** DIRECTIVE **
Each line that holds the word "Commission" should be returned.

━━━

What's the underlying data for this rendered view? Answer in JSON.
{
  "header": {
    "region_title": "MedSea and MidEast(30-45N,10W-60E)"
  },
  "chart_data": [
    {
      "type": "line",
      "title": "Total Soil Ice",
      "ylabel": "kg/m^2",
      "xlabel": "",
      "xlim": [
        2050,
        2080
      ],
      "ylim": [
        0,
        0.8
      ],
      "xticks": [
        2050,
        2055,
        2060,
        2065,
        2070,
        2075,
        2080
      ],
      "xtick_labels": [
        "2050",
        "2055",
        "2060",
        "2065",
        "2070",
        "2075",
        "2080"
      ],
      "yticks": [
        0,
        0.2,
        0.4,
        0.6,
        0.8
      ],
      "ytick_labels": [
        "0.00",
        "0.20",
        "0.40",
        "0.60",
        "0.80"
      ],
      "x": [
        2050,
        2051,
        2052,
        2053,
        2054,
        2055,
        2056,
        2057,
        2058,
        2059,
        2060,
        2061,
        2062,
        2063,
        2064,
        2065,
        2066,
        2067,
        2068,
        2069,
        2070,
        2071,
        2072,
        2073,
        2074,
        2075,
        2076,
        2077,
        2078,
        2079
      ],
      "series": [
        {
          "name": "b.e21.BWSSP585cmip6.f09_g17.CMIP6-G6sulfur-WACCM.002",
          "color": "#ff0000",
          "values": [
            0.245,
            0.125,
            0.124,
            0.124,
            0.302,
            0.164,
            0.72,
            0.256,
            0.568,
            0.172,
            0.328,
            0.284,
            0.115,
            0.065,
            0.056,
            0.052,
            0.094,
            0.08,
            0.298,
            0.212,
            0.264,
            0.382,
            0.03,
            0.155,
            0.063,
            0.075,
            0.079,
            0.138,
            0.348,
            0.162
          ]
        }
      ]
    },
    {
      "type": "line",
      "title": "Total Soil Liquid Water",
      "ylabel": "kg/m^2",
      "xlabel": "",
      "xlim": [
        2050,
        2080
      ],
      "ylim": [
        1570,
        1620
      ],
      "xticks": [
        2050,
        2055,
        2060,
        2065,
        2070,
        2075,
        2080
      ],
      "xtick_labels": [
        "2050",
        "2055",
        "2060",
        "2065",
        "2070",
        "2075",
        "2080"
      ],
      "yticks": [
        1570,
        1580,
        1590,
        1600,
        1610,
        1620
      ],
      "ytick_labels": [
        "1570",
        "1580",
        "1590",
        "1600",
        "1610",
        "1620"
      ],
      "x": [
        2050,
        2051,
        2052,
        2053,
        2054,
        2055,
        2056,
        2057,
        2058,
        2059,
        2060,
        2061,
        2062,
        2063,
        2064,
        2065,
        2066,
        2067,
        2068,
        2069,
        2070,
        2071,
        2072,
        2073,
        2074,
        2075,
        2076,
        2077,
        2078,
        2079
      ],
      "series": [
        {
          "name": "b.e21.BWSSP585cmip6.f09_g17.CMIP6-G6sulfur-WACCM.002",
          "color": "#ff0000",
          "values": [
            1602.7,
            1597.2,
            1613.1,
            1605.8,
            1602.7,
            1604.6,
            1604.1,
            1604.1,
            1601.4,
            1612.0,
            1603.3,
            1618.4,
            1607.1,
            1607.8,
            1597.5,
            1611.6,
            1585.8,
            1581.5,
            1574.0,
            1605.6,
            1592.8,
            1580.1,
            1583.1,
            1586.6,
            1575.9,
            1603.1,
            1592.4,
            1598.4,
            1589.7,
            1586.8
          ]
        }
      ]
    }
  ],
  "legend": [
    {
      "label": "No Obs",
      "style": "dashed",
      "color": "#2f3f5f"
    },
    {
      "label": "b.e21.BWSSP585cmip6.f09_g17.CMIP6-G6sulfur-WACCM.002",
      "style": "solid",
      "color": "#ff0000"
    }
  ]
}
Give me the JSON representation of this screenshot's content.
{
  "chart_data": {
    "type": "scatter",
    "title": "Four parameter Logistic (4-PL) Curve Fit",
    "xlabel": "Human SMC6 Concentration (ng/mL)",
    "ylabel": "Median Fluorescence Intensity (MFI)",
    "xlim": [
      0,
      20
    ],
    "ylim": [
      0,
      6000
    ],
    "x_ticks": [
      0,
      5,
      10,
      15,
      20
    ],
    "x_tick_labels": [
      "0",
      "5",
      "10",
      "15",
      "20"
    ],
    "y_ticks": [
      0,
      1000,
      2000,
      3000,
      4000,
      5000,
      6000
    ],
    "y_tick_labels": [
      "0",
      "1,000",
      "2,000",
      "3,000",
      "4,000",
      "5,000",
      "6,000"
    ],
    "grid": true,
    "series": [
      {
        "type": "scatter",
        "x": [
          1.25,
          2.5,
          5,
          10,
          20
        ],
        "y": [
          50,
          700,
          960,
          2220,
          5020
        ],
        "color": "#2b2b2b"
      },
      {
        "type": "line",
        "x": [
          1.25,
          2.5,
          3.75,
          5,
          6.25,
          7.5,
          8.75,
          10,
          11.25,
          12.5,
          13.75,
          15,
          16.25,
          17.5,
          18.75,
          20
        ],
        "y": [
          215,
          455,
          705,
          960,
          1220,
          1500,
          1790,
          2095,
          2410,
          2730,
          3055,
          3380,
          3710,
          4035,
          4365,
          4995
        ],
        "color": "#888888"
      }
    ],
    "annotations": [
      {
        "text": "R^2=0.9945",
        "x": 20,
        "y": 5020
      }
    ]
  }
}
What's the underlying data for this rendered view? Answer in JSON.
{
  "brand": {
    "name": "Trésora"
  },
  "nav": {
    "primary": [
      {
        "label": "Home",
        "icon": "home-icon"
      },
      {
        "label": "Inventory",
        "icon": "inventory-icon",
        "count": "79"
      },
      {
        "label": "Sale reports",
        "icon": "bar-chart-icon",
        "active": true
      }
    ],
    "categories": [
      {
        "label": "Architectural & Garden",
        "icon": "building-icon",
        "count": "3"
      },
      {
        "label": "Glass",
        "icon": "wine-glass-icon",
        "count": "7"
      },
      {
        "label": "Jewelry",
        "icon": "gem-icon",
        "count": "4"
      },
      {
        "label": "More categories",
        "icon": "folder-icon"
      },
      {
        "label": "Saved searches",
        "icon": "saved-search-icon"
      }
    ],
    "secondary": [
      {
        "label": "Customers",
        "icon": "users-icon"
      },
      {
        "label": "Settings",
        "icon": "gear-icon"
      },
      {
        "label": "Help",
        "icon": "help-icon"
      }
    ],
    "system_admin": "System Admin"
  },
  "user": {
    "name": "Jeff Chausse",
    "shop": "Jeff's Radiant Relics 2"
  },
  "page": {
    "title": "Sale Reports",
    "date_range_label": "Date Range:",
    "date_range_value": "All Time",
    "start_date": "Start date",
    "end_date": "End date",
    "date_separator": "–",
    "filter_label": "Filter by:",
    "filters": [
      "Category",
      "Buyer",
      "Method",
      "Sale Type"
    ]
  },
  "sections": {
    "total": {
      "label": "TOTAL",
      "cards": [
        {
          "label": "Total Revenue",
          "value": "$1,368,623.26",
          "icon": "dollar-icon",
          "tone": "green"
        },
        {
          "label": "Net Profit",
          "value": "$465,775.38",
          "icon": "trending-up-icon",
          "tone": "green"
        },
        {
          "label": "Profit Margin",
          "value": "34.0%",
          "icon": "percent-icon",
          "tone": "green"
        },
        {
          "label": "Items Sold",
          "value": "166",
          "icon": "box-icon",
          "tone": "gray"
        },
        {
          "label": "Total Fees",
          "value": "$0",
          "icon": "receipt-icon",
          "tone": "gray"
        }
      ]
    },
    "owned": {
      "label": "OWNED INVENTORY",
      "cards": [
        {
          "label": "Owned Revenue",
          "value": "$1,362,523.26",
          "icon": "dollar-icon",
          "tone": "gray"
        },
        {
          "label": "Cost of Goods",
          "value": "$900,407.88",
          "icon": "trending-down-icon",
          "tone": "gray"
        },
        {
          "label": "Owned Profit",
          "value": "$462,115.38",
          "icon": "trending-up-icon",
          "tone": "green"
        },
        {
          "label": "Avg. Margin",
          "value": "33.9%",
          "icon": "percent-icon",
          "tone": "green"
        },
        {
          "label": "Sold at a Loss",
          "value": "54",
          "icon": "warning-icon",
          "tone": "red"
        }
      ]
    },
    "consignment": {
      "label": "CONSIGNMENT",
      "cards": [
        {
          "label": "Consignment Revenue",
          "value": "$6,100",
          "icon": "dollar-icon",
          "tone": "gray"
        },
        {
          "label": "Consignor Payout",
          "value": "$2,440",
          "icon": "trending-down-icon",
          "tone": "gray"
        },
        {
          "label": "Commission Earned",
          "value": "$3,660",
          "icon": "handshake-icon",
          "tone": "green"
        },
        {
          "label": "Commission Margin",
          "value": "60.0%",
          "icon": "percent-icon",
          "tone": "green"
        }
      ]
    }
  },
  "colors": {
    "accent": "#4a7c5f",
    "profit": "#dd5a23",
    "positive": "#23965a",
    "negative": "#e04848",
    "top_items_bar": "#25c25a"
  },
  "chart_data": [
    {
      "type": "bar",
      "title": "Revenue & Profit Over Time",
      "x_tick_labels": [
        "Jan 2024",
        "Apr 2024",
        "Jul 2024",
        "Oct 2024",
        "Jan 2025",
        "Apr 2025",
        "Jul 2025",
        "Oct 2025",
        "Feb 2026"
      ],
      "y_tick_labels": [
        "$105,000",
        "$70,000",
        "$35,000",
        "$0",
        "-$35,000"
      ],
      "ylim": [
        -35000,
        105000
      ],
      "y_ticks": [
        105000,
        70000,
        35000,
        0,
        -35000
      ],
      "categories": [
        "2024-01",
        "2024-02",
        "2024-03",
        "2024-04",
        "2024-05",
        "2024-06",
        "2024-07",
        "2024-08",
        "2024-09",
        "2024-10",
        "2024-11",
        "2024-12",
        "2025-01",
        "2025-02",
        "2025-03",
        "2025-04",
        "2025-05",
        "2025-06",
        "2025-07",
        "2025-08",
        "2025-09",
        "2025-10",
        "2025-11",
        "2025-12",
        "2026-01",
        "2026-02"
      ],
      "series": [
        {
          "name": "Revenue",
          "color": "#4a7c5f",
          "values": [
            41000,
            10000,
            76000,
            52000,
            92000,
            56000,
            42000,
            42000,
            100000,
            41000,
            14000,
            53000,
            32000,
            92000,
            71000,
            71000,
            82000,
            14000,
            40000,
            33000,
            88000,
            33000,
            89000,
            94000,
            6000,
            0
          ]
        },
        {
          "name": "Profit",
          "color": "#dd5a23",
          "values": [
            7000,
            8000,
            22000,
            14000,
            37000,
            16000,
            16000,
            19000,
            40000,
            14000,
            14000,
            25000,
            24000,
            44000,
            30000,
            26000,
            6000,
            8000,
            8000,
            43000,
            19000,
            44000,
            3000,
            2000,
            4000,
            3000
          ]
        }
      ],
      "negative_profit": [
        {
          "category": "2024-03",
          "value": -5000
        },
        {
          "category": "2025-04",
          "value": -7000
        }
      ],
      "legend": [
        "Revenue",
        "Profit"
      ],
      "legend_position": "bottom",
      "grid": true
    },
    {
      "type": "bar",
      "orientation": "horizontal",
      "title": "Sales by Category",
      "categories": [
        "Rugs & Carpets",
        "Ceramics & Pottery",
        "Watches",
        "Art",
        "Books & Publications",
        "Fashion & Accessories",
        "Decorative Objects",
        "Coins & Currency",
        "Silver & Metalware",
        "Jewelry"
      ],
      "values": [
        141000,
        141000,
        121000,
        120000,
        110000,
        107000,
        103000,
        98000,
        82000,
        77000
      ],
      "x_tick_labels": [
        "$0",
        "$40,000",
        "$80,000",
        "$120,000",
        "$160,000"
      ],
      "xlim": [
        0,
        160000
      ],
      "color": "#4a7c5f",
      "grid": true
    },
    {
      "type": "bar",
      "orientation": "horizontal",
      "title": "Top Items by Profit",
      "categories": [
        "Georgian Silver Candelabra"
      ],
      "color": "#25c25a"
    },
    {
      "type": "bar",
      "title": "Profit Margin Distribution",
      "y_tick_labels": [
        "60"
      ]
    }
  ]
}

━━━

** FINISHED ANSWER **
          "label": "Commission Earned",
          "label": "Commission Margin",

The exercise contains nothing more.